Edit these lines so that every "Miles" becomes "Kilometers", and leave everything else the same.

> [Rows]:
## begin
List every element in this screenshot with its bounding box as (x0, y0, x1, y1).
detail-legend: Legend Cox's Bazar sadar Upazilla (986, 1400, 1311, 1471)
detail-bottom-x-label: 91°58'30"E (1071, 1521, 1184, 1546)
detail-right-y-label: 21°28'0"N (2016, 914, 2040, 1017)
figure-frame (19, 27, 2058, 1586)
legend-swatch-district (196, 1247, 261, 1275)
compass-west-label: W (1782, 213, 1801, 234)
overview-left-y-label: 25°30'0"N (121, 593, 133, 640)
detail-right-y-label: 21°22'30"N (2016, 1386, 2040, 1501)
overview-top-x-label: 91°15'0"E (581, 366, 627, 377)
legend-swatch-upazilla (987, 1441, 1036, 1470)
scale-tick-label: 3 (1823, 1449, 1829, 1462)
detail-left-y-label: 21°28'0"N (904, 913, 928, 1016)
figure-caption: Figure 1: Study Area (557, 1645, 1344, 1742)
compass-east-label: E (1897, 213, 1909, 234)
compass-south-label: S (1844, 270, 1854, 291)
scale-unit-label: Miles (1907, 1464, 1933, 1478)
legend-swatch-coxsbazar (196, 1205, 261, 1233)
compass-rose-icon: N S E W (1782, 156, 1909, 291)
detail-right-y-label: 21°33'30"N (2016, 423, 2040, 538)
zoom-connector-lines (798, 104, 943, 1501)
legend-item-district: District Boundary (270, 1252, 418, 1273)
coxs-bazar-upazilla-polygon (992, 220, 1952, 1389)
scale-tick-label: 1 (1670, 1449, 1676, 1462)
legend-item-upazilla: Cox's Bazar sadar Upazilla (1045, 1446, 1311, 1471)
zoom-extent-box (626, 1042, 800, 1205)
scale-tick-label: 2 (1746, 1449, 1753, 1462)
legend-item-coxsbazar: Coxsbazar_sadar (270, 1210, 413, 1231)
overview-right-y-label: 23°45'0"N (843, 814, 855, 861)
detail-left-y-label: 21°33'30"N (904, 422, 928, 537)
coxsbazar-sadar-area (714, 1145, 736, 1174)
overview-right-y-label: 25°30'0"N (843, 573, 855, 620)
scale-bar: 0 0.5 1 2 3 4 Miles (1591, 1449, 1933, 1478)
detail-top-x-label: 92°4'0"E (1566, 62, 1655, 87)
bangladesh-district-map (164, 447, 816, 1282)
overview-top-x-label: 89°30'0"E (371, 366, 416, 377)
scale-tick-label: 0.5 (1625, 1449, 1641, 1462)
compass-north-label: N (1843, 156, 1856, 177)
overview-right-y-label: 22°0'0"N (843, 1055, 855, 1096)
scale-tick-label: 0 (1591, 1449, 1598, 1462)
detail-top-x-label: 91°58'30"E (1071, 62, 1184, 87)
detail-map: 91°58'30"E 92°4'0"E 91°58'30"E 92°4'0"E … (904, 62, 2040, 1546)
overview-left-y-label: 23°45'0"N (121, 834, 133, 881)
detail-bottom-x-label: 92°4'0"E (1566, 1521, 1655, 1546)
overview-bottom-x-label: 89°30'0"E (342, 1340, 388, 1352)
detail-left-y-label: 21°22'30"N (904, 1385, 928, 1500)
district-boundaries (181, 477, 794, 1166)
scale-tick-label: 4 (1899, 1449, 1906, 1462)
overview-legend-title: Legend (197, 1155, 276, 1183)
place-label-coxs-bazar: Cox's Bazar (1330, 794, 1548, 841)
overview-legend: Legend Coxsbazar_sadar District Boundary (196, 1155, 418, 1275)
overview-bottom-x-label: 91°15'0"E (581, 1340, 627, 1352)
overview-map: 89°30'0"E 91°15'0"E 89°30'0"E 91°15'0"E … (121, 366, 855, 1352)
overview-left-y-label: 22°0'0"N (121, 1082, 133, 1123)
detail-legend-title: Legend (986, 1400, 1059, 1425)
## end
> [Worked answer]:
List every element in this screenshot with its bounding box as (x0, y0, x1, y1).
detail-legend: Legend Cox's Bazar sadar Upazilla (986, 1400, 1311, 1471)
detail-bottom-x-label: 91°58'30"E (1071, 1521, 1184, 1546)
detail-right-y-label: 21°28'0"N (2016, 914, 2040, 1017)
figure-frame (19, 27, 2058, 1586)
legend-swatch-district (196, 1247, 261, 1275)
compass-west-label: W (1782, 213, 1801, 234)
overview-left-y-label: 25°30'0"N (121, 593, 133, 640)
detail-right-y-label: 21°22'30"N (2016, 1386, 2040, 1501)
overview-top-x-label: 91°15'0"E (581, 366, 627, 377)
legend-swatch-upazilla (987, 1441, 1036, 1470)
scale-tick-label: 3 (1823, 1449, 1829, 1462)
detail-left-y-label: 21°28'0"N (904, 913, 928, 1016)
figure-caption: Figure 1: Study Area (557, 1645, 1344, 1742)
compass-east-label: E (1897, 213, 1909, 234)
compass-south-label: S (1844, 270, 1854, 291)
scale-unit-label: Kilometers (1907, 1464, 1933, 1478)
legend-swatch-coxsbazar (196, 1205, 261, 1233)
compass-rose-icon: N S E W (1782, 156, 1909, 291)
detail-right-y-label: 21°33'30"N (2016, 423, 2040, 538)
zoom-connector-lines (798, 104, 943, 1501)
legend-item-district: District Boundary (270, 1252, 418, 1273)
coxs-bazar-upazilla-polygon (992, 220, 1952, 1389)
scale-tick-label: 1 (1670, 1449, 1676, 1462)
legend-item-upazilla: Cox's Bazar sadar Upazilla (1045, 1446, 1311, 1471)
zoom-extent-box (626, 1042, 800, 1205)
scale-tick-label: 2 (1746, 1449, 1753, 1462)
legend-item-coxsbazar: Coxsbazar_sadar (270, 1210, 413, 1231)
overview-right-y-label: 23°45'0"N (843, 814, 855, 861)
detail-left-y-label: 21°33'30"N (904, 422, 928, 537)
coxsbazar-sadar-area (714, 1145, 736, 1174)
overview-right-y-label: 25°30'0"N (843, 573, 855, 620)
scale-bar: 0 0.5 1 2 3 4 Kilometers (1591, 1449, 1933, 1478)
detail-top-x-label: 92°4'0"E (1566, 62, 1655, 87)
bangladesh-district-map (164, 447, 816, 1282)
overview-top-x-label: 89°30'0"E (371, 366, 416, 377)
scale-tick-label: 0.5 (1625, 1449, 1641, 1462)
compass-north-label: N (1843, 156, 1856, 177)
overview-right-y-label: 22°0'0"N (843, 1055, 855, 1096)
scale-tick-label: 0 (1591, 1449, 1598, 1462)
detail-top-x-label: 91°58'30"E (1071, 62, 1184, 87)
detail-map: 91°58'30"E 92°4'0"E 91°58'30"E 92°4'0"E … (904, 62, 2040, 1546)
overview-left-y-label: 23°45'0"N (121, 834, 133, 881)
detail-bottom-x-label: 92°4'0"E (1566, 1521, 1655, 1546)
overview-bottom-x-label: 89°30'0"E (342, 1340, 388, 1352)
detail-left-y-label: 21°22'30"N (904, 1385, 928, 1500)
district-boundaries (181, 477, 794, 1166)
scale-tick-label: 4 (1899, 1449, 1906, 1462)
overview-legend-title: Legend (197, 1155, 276, 1183)
place-label-coxs-bazar: Cox's Bazar (1330, 794, 1548, 841)
overview-legend: Legend Coxsbazar_sadar District Boundary (196, 1155, 418, 1275)
overview-bottom-x-label: 91°15'0"E (581, 1340, 627, 1352)
overview-map: 89°30'0"E 91°15'0"E 89°30'0"E 91°15'0"E … (121, 366, 855, 1352)
overview-left-y-label: 22°0'0"N (121, 1082, 133, 1123)
detail-legend-title: Legend (986, 1400, 1059, 1425)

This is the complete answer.